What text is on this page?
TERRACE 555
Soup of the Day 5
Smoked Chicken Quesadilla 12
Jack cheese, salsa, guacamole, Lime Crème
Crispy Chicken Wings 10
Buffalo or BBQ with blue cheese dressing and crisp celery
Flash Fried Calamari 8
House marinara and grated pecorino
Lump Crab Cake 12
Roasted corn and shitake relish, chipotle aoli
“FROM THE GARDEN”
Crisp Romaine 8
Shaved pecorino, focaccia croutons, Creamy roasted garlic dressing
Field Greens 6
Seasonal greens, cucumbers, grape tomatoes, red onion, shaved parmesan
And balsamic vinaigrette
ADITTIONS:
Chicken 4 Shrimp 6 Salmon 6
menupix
##########
Goal:
Print the complete listing again, exactly as it stands.

Exercise answer:
What text is on this page?
TERRACE 555
Soup of the Day 5
Smoked Chicken Quesadilla 12
Jack cheese, salsa, guacamole, Lime Crème
Crispy Chicken Wings 10
Buffalo or BBQ with blue cheese dressing and crisp celery
Flash Fried Calamari 8
House marinara and grated pecorino
Lump Crab Cake 12
Roasted corn and shitake relish, chipotle aoli
“FROM THE GARDEN”
Crisp Romaine 8
Shaved pecorino, focaccia croutons, Creamy roasted garlic dressing
Field Greens 6
Seasonal greens, cucumbers, grape tomatoes, red onion, shaved parmesan
And balsamic vinaigrette
ADITTIONS:
Chicken 4 Shrimp 6 Salmon 6
menupix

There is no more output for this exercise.